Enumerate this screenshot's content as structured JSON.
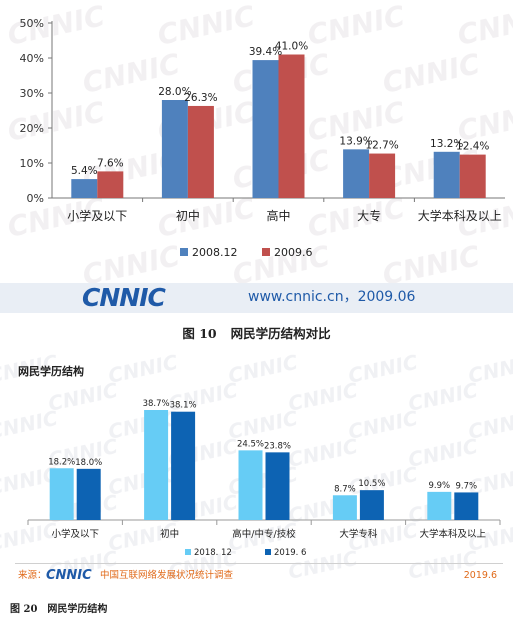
{
  "chart_data": [
    {
      "type": "bar",
      "title": "",
      "categories": [
        "小学及以下",
        "初中",
        "高中",
        "大专",
        "大学本科及以上"
      ],
      "series": [
        {
          "name": "2008.12",
          "values": [
            5.4,
            28.0,
            39.4,
            13.9,
            13.2
          ],
          "labels": [
            "5.4%",
            "28.0%",
            "39.4%",
            "13.9%",
            "13.2%"
          ],
          "color": "#4f81bd"
        },
        {
          "name": "2009.6",
          "values": [
            7.6,
            26.3,
            41.0,
            12.7,
            12.4
          ],
          "labels": [
            "7.6%",
            "26.3%",
            "41.0%",
            "12.7%",
            "12.4%"
          ],
          "color": "#c0504d"
        }
      ],
      "yticks": [
        "0%",
        "10%",
        "20%",
        "30%",
        "40%",
        "50%"
      ],
      "ylim": [
        0,
        50
      ],
      "xlabel": "",
      "ylabel": "",
      "grid": false,
      "legend_position": "bottom"
    },
    {
      "type": "bar",
      "title": "网民学历结构",
      "categories": [
        "小学及以下",
        "初中",
        "高中/中专/技校",
        "大学专科",
        "大学本科及以上"
      ],
      "series": [
        {
          "name": "2018. 12",
          "values": [
            18.2,
            38.7,
            24.5,
            8.7,
            9.9
          ],
          "labels": [
            "18.2%",
            "38.7%",
            "24.5%",
            "8.7%",
            "9.9%"
          ],
          "color": "#66ccf5"
        },
        {
          "name": "2019. 6",
          "values": [
            18.0,
            38.1,
            23.8,
            10.5,
            9.7
          ],
          "labels": [
            "18.0%",
            "38.1%",
            "23.8%",
            "10.5%",
            "9.7%"
          ],
          "color": "#0d63b3"
        }
      ],
      "ylim": [
        0,
        40
      ],
      "xlabel": "",
      "ylabel": "",
      "grid": false,
      "legend_position": "bottom"
    }
  ],
  "top": {
    "logo_text": "CNNIC",
    "url_text": "www.cnnic.cn，2009.06",
    "watermark_text": "CNNIC",
    "caption_num": "图 10",
    "caption_title": "网民学历结构对比"
  },
  "bottom": {
    "source_label": "来源：",
    "logo_text": "CNNIC",
    "org_text": "中国互联网络发展状况统计调查",
    "date_text": "2019.6",
    "watermark_text": "CNNIC",
    "caption_num": "图 20",
    "caption_title": "网民学历结构"
  },
  "colors": {
    "logo_blue": "#1f5aa8",
    "footer_orange": "#e06a1a",
    "footer_band": "#e9eef5"
  }
}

━━━━━━━━━━━━━━━━━━━━

◆ **What is required**:
Give the data again exactly as written, with all pictures left out.

◆ **Answer to the exercise**:
Enumerate this screenshot's content as structured JSON.
{
  "chart_data": [
    {
      "type": "bar",
      "title": "",
      "categories": [
        "小学及以下",
        "初中",
        "高中",
        "大专",
        "大学本科及以上"
      ],
      "series": [
        {
          "name": "2008.12",
          "values": [
            5.4,
            28.0,
            39.4,
            13.9,
            13.2
          ],
          "labels": [
            "5.4%",
            "28.0%",
            "39.4%",
            "13.9%",
            "13.2%"
          ],
          "color": "#4f81bd"
        },
        {
          "name": "2009.6",
          "values": [
            7.6,
            26.3,
            41.0,
            12.7,
            12.4
          ],
          "labels": [
            "7.6%",
            "26.3%",
            "41.0%",
            "12.7%",
            "12.4%"
          ],
          "color": "#c0504d"
        }
      ],
      "yticks": [
        "0%",
        "10%",
        "20%",
        "30%",
        "40%",
        "50%"
      ],
      "ylim": [
        0,
        50
      ],
      "xlabel": "",
      "ylabel": "",
      "grid": false,
      "legend_position": "bottom"
    },
    {
      "type": "bar",
      "title": "网民学历结构",
      "categories": [
        "小学及以下",
        "初中",
        "高中/中专/技校",
        "大学专科",
        "大学本科及以上"
      ],
      "series": [
        {
          "name": "2018. 12",
          "values": [
            18.2,
            38.7,
            24.5,
            8.7,
            9.9
          ],
          "labels": [
            "18.2%",
            "38.7%",
            "24.5%",
            "8.7%",
            "9.9%"
          ],
          "color": "#66ccf5"
        },
        {
          "name": "2019. 6",
          "values": [
            18.0,
            38.1,
            23.8,
            10.5,
            9.7
          ],
          "labels": [
            "18.0%",
            "38.1%",
            "23.8%",
            "10.5%",
            "9.7%"
          ],
          "color": "#0d63b3"
        }
      ],
      "ylim": [
        0,
        40
      ],
      "xlabel": "",
      "ylabel": "",
      "grid": false,
      "legend_position": "bottom"
    }
  ],
  "top": {
    "logo_text": "CNNIC",
    "url_text": "www.cnnic.cn，2009.06",
    "watermark_text": "CNNIC",
    "caption_num": "图 10",
    "caption_title": "网民学历结构对比"
  },
  "bottom": {
    "source_label": "来源：",
    "logo_text": "CNNIC",
    "org_text": "中国互联网络发展状况统计调查",
    "date_text": "2019.6",
    "watermark_text": "CNNIC",
    "caption_num": "图 20",
    "caption_title": "网民学历结构"
  },
  "colors": {
    "logo_blue": "#1f5aa8",
    "footer_orange": "#e06a1a",
    "footer_band": "#e9eef5"
  }
}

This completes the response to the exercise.